* What to produce *
Copy, from the entries below, each line where the word "Solid" can be found.

* Record excerpts *

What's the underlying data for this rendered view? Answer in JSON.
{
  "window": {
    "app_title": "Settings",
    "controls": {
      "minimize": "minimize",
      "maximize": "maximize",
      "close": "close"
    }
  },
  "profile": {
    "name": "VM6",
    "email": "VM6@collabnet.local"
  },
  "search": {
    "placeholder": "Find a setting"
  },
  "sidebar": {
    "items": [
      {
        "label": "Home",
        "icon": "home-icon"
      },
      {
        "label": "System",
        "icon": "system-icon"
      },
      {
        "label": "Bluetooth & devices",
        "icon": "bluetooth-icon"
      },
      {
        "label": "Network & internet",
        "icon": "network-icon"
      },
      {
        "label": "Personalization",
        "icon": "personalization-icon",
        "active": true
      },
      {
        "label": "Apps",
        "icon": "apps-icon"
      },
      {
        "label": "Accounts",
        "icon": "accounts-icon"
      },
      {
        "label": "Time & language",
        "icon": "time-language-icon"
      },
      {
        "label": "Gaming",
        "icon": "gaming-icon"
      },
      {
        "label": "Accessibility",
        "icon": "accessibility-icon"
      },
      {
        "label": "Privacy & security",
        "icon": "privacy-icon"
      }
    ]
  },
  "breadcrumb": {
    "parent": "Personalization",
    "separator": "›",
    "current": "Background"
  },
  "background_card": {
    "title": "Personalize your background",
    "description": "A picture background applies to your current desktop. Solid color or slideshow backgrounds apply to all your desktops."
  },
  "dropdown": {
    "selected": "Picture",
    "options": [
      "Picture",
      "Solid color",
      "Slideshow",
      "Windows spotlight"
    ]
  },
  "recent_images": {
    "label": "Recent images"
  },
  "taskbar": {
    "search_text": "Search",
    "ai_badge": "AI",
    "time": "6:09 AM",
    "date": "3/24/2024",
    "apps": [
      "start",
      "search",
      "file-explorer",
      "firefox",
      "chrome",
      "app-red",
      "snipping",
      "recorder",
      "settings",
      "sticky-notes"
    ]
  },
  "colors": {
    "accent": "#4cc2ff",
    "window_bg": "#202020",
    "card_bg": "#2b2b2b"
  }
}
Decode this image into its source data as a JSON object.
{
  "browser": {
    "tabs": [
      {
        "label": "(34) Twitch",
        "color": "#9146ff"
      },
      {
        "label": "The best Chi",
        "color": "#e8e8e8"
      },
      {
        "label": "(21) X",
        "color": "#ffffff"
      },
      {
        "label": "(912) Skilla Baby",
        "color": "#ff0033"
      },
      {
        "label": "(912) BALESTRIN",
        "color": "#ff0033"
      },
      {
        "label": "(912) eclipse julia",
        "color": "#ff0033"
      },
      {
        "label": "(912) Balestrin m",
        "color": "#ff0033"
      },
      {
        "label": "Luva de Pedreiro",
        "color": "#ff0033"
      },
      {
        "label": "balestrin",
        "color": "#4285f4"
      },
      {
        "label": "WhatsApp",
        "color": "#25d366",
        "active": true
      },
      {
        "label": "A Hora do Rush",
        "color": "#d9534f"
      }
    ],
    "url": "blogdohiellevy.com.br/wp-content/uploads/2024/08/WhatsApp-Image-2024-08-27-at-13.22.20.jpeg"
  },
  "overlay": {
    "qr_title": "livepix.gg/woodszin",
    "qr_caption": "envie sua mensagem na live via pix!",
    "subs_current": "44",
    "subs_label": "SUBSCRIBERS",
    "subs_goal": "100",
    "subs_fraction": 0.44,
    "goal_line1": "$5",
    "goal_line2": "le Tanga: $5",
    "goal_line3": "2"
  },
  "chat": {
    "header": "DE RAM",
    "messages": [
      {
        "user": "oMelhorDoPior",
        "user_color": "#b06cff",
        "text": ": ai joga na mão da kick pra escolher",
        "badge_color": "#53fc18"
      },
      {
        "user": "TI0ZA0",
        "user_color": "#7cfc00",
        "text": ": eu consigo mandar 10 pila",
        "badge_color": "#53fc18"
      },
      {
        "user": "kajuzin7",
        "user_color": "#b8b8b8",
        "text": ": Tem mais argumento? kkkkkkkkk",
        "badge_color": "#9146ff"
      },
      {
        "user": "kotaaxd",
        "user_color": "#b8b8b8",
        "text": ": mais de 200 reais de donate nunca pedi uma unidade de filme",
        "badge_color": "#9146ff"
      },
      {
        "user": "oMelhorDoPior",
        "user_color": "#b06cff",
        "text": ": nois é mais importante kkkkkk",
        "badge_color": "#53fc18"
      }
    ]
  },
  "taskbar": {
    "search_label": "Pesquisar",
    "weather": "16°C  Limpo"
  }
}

* Problem solution *
    "description": "A picture background applies to your current desktop. Solid color or slideshow backgrounds apply to all your desktops."
      "Solid color",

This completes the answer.